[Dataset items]
^^^^

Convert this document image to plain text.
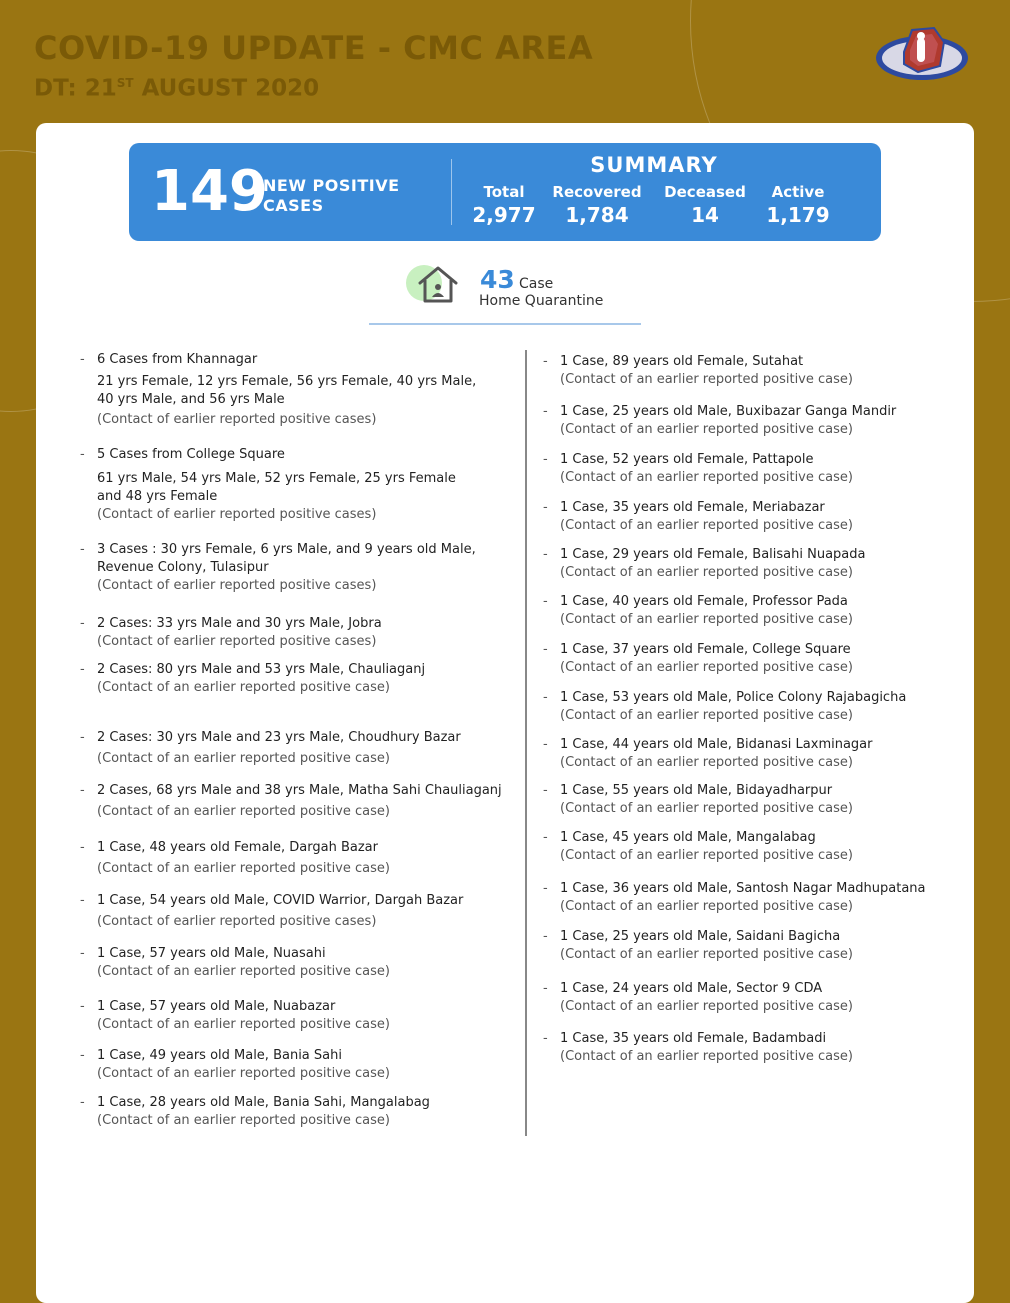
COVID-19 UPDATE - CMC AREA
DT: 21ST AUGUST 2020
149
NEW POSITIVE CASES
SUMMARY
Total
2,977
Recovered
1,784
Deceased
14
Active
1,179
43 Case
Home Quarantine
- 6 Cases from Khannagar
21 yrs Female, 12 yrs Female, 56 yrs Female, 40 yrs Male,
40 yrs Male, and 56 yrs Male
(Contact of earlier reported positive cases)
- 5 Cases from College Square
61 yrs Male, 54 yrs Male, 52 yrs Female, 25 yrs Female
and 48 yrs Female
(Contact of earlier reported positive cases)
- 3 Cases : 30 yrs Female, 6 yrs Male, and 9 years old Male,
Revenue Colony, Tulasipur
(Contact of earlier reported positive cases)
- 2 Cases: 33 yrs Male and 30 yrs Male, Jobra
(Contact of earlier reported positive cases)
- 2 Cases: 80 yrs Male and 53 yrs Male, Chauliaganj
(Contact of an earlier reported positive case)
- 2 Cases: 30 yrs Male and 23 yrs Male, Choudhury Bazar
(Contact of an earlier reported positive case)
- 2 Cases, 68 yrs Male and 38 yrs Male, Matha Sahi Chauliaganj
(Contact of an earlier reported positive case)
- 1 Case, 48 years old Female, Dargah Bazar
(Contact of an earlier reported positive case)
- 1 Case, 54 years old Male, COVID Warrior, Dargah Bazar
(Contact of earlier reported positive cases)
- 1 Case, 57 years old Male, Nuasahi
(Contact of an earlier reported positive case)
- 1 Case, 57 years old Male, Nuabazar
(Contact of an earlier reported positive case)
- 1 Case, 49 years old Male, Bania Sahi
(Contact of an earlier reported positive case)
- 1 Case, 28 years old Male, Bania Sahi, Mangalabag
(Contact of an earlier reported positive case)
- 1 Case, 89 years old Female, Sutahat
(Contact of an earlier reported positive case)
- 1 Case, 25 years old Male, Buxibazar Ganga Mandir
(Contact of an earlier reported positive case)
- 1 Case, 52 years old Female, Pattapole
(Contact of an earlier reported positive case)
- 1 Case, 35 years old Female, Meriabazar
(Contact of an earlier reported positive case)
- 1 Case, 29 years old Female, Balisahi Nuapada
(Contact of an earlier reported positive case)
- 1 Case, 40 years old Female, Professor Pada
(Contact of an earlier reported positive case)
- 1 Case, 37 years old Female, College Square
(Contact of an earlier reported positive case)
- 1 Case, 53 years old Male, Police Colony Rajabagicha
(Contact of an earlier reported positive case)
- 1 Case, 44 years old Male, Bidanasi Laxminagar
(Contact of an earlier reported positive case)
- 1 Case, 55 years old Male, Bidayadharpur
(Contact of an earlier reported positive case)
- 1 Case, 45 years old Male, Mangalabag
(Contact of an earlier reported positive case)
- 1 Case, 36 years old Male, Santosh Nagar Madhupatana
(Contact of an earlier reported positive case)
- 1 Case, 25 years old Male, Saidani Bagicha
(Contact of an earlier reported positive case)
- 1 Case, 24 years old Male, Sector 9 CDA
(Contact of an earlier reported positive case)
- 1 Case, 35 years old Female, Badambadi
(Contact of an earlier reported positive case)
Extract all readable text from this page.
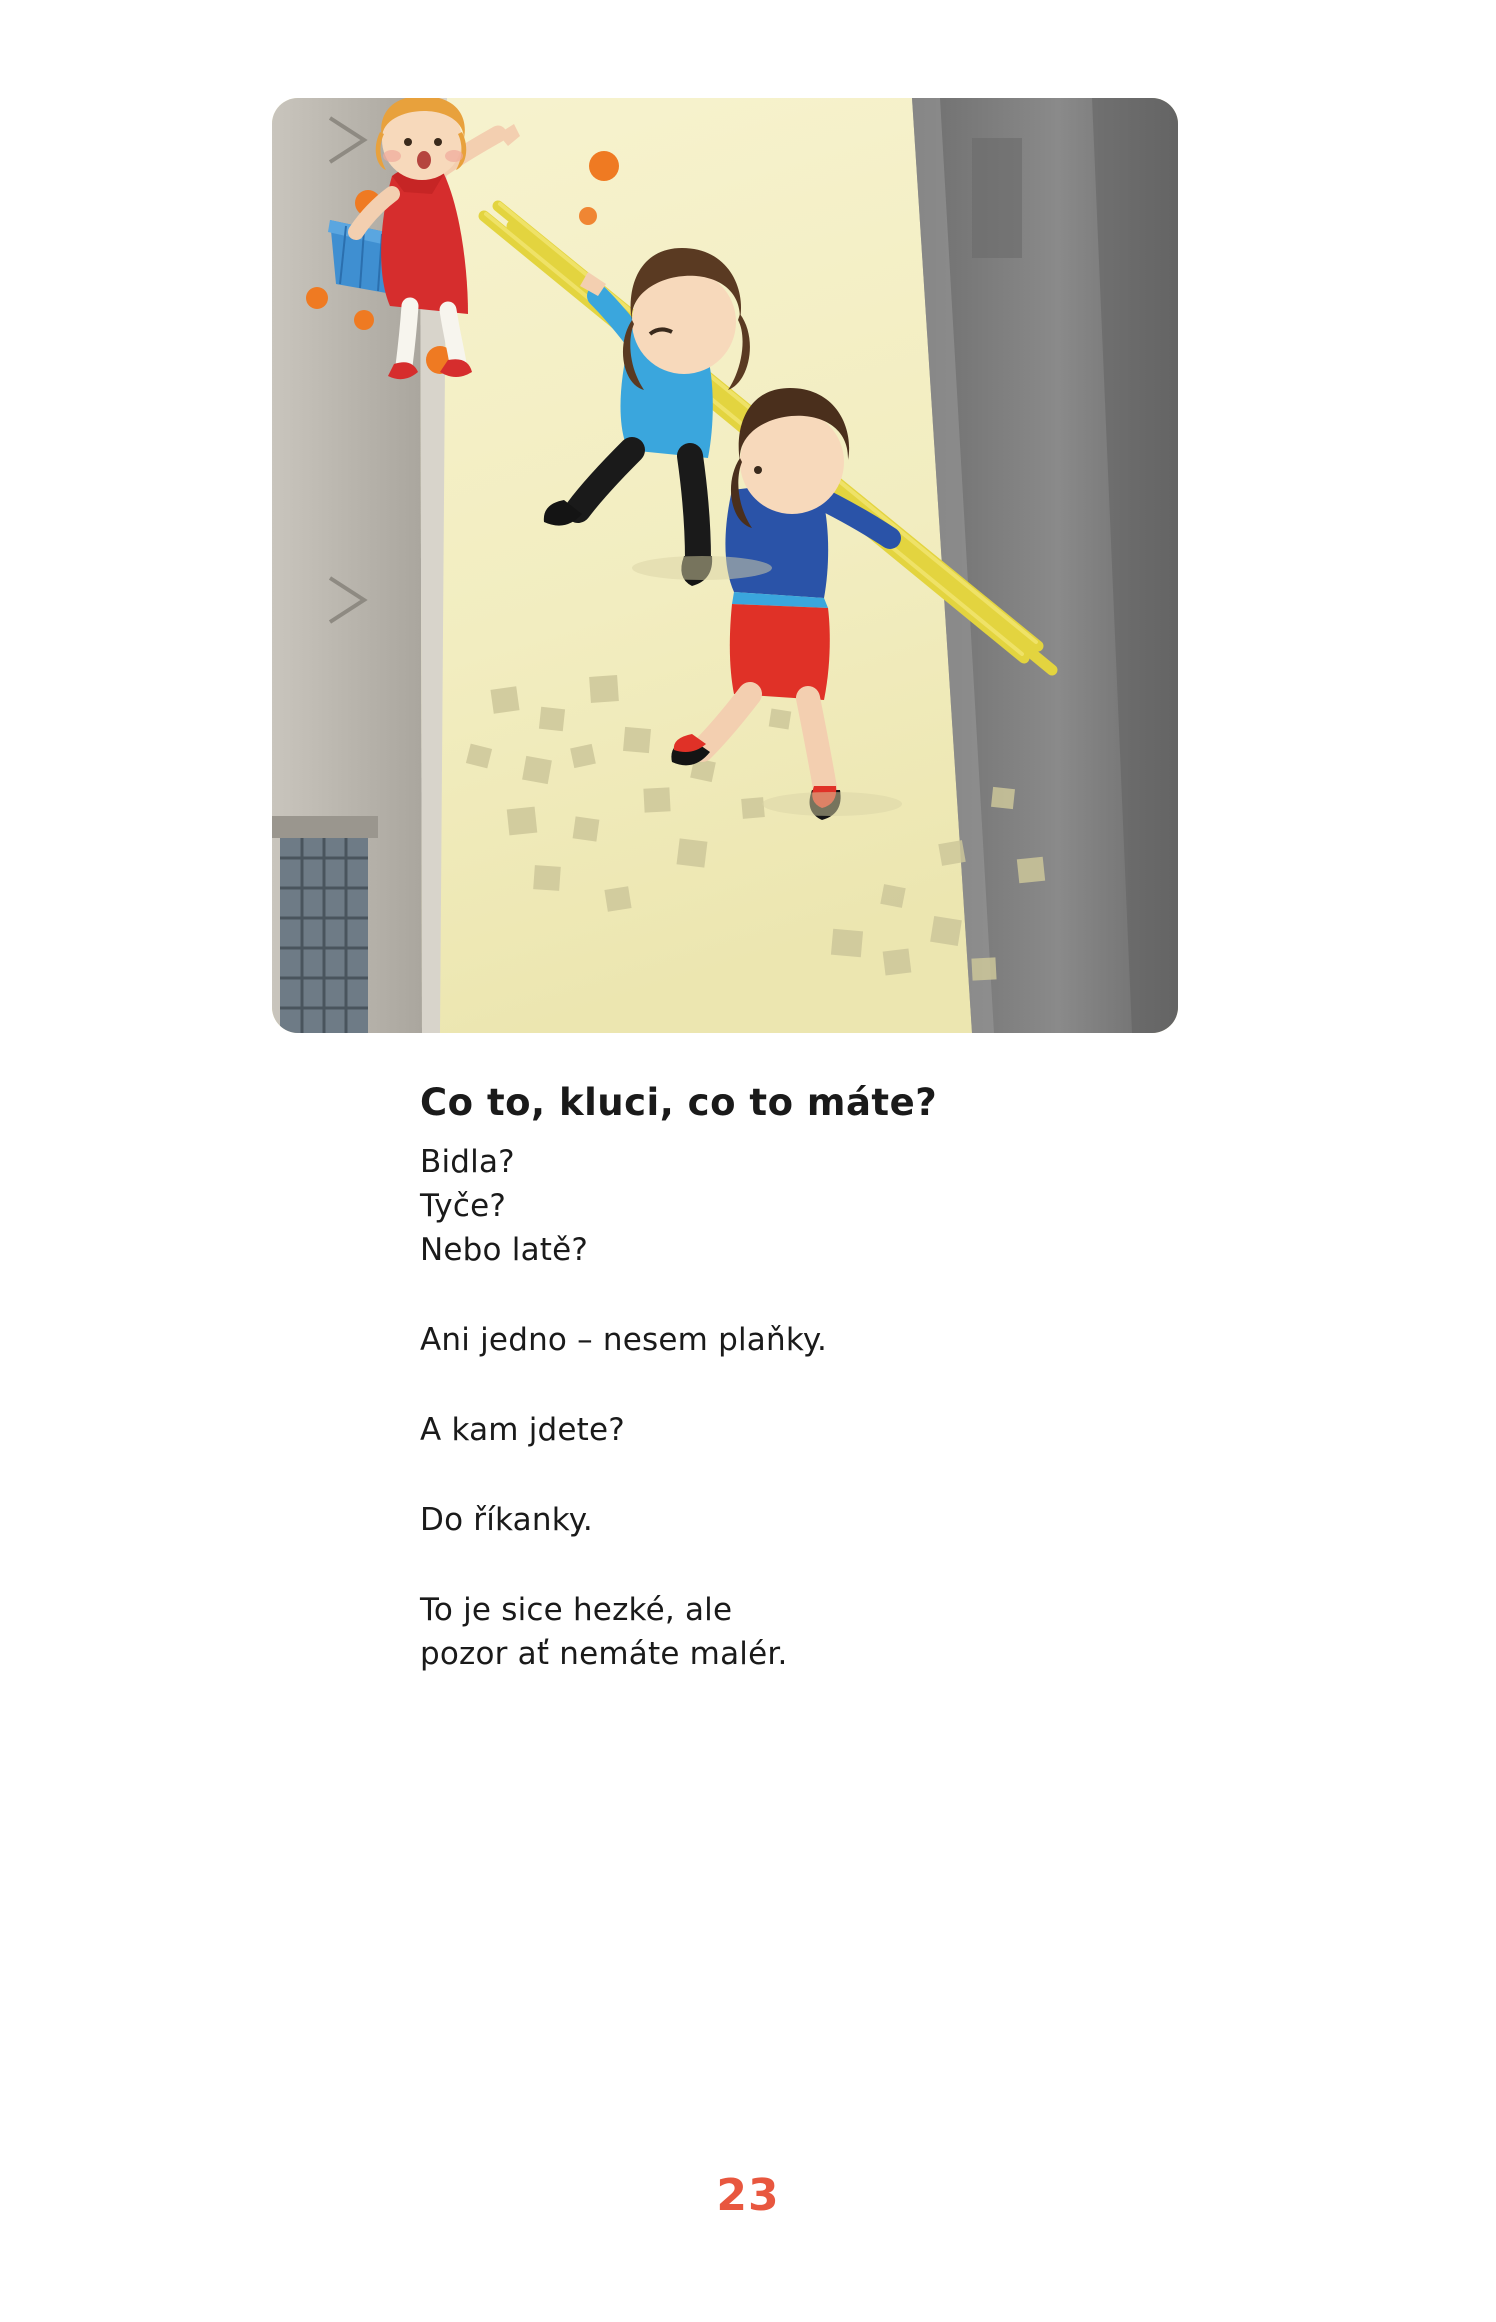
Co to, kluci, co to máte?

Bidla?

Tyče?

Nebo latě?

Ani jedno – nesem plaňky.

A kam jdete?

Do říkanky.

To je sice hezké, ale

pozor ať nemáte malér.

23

^^^^

Filter the records above for "College" and copy every matching line.

- 5 Cases from College Square
- 1 Case, 37 years old Female, College Square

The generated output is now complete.